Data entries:
%%

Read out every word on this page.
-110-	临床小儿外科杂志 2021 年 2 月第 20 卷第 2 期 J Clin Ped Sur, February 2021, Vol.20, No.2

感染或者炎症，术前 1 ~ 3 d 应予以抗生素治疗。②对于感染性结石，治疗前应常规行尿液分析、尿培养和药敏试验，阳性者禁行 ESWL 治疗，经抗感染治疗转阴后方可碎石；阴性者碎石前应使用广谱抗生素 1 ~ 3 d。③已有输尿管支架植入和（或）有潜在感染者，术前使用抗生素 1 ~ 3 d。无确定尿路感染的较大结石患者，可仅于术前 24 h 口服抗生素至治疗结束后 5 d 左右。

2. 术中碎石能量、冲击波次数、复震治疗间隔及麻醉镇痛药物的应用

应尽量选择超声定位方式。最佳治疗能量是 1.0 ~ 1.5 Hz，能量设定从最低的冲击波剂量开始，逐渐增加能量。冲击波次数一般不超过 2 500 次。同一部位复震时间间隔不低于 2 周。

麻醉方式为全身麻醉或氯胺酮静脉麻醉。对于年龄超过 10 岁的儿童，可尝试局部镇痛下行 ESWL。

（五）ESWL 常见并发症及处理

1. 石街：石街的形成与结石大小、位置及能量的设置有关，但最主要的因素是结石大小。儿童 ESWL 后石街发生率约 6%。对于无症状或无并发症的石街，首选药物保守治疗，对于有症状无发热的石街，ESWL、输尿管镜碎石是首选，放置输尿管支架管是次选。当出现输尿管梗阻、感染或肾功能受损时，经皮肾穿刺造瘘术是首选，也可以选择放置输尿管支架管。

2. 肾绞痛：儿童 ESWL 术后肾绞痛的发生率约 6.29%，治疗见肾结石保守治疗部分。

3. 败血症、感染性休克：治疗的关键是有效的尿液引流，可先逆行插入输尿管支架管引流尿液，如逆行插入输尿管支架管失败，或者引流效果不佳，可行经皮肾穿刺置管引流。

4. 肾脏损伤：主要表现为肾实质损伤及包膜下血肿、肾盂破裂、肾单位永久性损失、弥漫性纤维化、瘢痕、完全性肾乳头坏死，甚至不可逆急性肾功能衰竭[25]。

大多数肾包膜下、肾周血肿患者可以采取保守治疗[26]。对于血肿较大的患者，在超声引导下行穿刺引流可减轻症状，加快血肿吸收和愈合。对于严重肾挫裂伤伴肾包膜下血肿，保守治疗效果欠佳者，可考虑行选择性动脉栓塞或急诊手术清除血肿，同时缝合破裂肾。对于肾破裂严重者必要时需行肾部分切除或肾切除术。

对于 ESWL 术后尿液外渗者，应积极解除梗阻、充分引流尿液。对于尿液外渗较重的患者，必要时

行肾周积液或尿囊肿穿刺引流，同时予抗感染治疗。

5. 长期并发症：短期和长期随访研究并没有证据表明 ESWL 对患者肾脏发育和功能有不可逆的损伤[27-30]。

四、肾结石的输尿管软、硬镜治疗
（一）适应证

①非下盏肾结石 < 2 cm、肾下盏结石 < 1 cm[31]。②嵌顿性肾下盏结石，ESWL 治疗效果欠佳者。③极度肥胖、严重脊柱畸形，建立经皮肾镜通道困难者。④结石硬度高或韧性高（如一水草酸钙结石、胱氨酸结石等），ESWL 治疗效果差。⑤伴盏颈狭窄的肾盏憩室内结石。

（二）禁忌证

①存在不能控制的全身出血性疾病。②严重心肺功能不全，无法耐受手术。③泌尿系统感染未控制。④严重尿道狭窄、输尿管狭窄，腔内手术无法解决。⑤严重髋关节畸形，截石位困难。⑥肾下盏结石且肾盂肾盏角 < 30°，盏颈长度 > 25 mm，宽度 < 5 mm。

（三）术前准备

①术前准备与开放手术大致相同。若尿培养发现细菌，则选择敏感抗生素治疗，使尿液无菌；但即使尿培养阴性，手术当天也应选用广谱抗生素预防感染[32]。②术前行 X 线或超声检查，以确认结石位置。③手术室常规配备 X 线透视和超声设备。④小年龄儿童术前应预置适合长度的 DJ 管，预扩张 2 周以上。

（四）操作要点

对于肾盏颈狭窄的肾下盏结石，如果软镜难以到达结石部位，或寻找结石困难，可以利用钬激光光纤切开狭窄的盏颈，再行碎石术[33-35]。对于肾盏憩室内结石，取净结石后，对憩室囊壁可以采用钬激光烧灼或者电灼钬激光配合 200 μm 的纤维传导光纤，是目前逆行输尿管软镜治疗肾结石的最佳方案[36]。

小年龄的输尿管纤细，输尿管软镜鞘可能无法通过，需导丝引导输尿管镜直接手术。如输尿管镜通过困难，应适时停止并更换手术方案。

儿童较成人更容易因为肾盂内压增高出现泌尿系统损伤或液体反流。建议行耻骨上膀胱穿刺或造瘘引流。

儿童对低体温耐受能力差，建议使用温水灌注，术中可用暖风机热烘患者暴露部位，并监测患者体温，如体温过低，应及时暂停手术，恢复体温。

%%

→ Your instructions:
Quote all of the entries exactly as they appear.

→ Exercise solution:
Read out every word on this page.
-110-	临床小儿外科杂志 2021 年 2 月第 20 卷第 2 期 J Clin Ped Sur, February 2021, Vol.20, No.2

感染或者炎症，术前 1 ~ 3 d 应予以抗生素治疗。②对于感染性结石，治疗前应常规行尿液分析、尿培养和药敏试验，阳性者禁行 ESWL 治疗，经抗感染治疗转阴后方可碎石；阴性者碎石前应使用广谱抗生素 1 ~ 3 d。③已有输尿管支架植入和（或）有潜在感染者，术前使用抗生素 1 ~ 3 d。无确定尿路感染的较大结石患者，可仅于术前 24 h 口服抗生素至治疗结束后 5 d 左右。

2. 术中碎石能量、冲击波次数、复震治疗间隔及麻醉镇痛药物的应用

应尽量选择超声定位方式。最佳治疗能量是 1.0 ~ 1.5 Hz，能量设定从最低的冲击波剂量开始，逐渐增加能量。冲击波次数一般不超过 2 500 次。同一部位复震时间间隔不低于 2 周。

麻醉方式为全身麻醉或氯胺酮静脉麻醉。对于年龄超过 10 岁的儿童，可尝试局部镇痛下行 ESWL。

（五）ESWL 常见并发症及处理

1. 石街：石街的形成与结石大小、位置及能量的设置有关，但最主要的因素是结石大小。儿童 ESWL 后石街发生率约 6%。对于无症状或无并发症的石街，首选药物保守治疗，对于有症状无发热的石街，ESWL、输尿管镜碎石是首选，放置输尿管支架管是次选。当出现输尿管梗阻、感染或肾功能受损时，经皮肾穿刺造瘘术是首选，也可以选择放置输尿管支架管。

2. 肾绞痛：儿童 ESWL 术后肾绞痛的发生率约 6.29%，治疗见肾结石保守治疗部分。

3. 败血症、感染性休克：治疗的关键是有效的尿液引流，可先逆行插入输尿管支架管引流尿液，如逆行插入输尿管支架管失败，或者引流效果不佳，可行经皮肾穿刺置管引流。

4. 肾脏损伤：主要表现为肾实质损伤及包膜下血肿、肾盂破裂、肾单位永久性损失、弥漫性纤维化、瘢痕、完全性肾乳头坏死，甚至不可逆急性肾功能衰竭[25]。

大多数肾包膜下、肾周血肿患者可以采取保守治疗[26]。对于血肿较大的患者，在超声引导下行穿刺引流可减轻症状，加快血肿吸收和愈合。对于严重肾挫裂伤伴肾包膜下血肿，保守治疗效果欠佳者，可考虑行选择性动脉栓塞或急诊手术清除血肿，同时缝合破裂肾。对于肾破裂严重者必要时需行肾部分切除或肾切除术。

对于 ESWL 术后尿液外渗者，应积极解除梗阻、充分引流尿液。对于尿液外渗较重的患者，必要时

行肾周积液或尿囊肿穿刺引流，同时予抗感染治疗。

5. 长期并发症：短期和长期随访研究并没有证据表明 ESWL 对患者肾脏发育和功能有不可逆的损伤[27-30]。

四、肾结石的输尿管软、硬镜治疗
（一）适应证

①非下盏肾结石 < 2 cm、肾下盏结石 < 1 cm[31]。②嵌顿性肾下盏结石，ESWL 治疗效果欠佳者。③极度肥胖、严重脊柱畸形，建立经皮肾镜通道困难者。④结石硬度高或韧性高（如一水草酸钙结石、胱氨酸结石等），ESWL 治疗效果差。⑤伴盏颈狭窄的肾盏憩室内结石。

（二）禁忌证

①存在不能控制的全身出血性疾病。②严重心肺功能不全，无法耐受手术。③泌尿系统感染未控制。④严重尿道狭窄、输尿管狭窄，腔内手术无法解决。⑤严重髋关节畸形，截石位困难。⑥肾下盏结石且肾盂肾盏角 < 30°，盏颈长度 > 25 mm，宽度 < 5 mm。

（三）术前准备

①术前准备与开放手术大致相同。若尿培养发现细菌，则选择敏感抗生素治疗，使尿液无菌；但即使尿培养阴性，手术当天也应选用广谱抗生素预防感染[32]。②术前行 X 线或超声检查，以确认结石位置。③手术室常规配备 X 线透视和超声设备。④小年龄儿童术前应预置适合长度的 DJ 管，预扩张 2 周以上。

（四）操作要点

对于肾盏颈狭窄的肾下盏结石，如果软镜难以到达结石部位，或寻找结石困难，可以利用钬激光光纤切开狭窄的盏颈，再行碎石术[33-35]。对于肾盏憩室内结石，取净结石后，对憩室囊壁可以采用钬激光烧灼或者电灼钬激光配合 200 μm 的纤维传导光纤，是目前逆行输尿管软镜治疗肾结石的最佳方案[36]。

小年龄的输尿管纤细，输尿管软镜鞘可能无法通过，需导丝引导输尿管镜直接手术。如输尿管镜通过困难，应适时停止并更换手术方案。

儿童较成人更容易因为肾盂内压增高出现泌尿系统损伤或液体反流。建议行耻骨上膀胱穿刺或造瘘引流。

儿童对低体温耐受能力差，建议使用温水灌注，术中可用暖风机热烘患者暴露部位，并监测患者体温，如体温过低，应及时暂停手术，恢复体温。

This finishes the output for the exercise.